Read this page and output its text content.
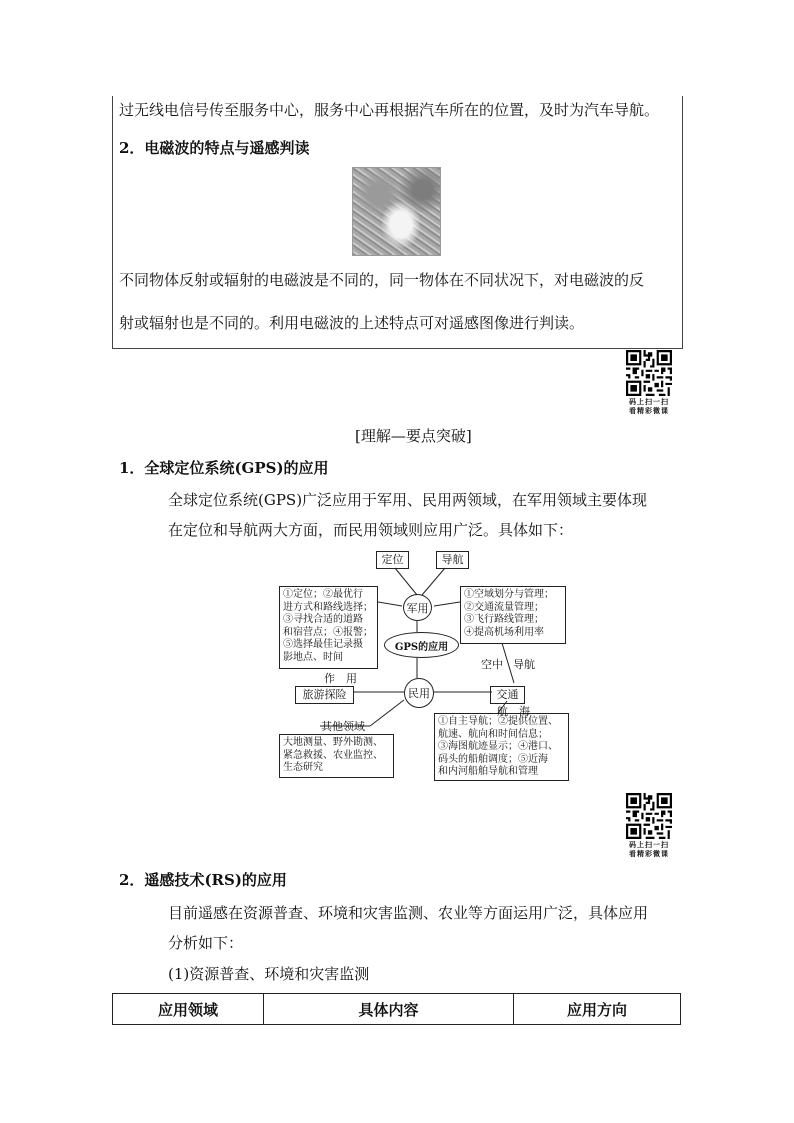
过无线电信号传至服务中心，服务中心再根据汽车所在的位置，及时为汽车导航。
2．电磁波的特点与遥感判读
不同物体反射或辐射的电磁波是不同的，同一物体在不同状况下，对电磁波的反
射或辐射也是不同的。利用电磁波的上述特点可对遥感图像进行判读。
码上扫一扫
看精彩微课
[理解—要点突破]
1．全球定位系统(GPS)的应用
全球定位系统(GPS)广泛应用于军用、民用两领域，在军用领域主要体现
在定位和导航两大方面，而民用领域则应用广泛。具体如下：
定位	导航
军用
GPS的应用
民用
①定位；②最优行
进方式和路线选择；
③寻找合适的道路
和宿营点；④报警；
⑤选择最佳记录摄
影地点、时间
①空域划分与管理；
②交通流量管理；
③飞行路线管理；
④提高机场利用率
空中 导航
作　用
旅游探险	交通
航　海
其他领域
大地测量、野外勘测、
紧急救援、农业监控、
生态研究
①自主导航；②提供位置、
航速、航向和时间信息；
③海图航迹显示；④港口、
码头的船舶调度；⑤近海
和内河船舶导航和管理
码上扫一扫
看精彩微课
2．遥感技术(RS)的应用
目前遥感在资源普查、环境和灾害监测、农业等方面运用广泛，具体应用
分析如下：
(1)资源普查、环境和灾害监测
应用领域	具体内容	应用方向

--- --- ---

◆ **Direction**
Restate the full listing verbatim and drop every picture.

◆ **Written reply**
Read this page and output its text content.
过无线电信号传至服务中心，服务中心再根据汽车所在的位置，及时为汽车导航。
2．电磁波的特点与遥感判读
不同物体反射或辐射的电磁波是不同的，同一物体在不同状况下，对电磁波的反
射或辐射也是不同的。利用电磁波的上述特点可对遥感图像进行判读。
码上扫一扫
看精彩微课
[理解—要点突破]
1．全球定位系统(GPS)的应用
全球定位系统(GPS)广泛应用于军用、民用两领域，在军用领域主要体现
在定位和导航两大方面，而民用领域则应用广泛。具体如下：
定位	导航
军用
GPS的应用
民用
①定位；②最优行
进方式和路线选择；
③寻找合适的道路
和宿营点；④报警；
⑤选择最佳记录摄
影地点、时间
①空域划分与管理；
②交通流量管理；
③飞行路线管理；
④提高机场利用率
空中 导航
作　用
旅游探险	交通
航　海
其他领域
大地测量、野外勘测、
紧急救援、农业监控、
生态研究
①自主导航；②提供位置、
航速、航向和时间信息；
③海图航迹显示；④港口、
码头的船舶调度；⑤近海
和内河船舶导航和管理
码上扫一扫
看精彩微课
2．遥感技术(RS)的应用
目前遥感在资源普查、环境和灾害监测、农业等方面运用广泛，具体应用
分析如下：
(1)资源普查、环境和灾害监测
应用领域	具体内容	应用方向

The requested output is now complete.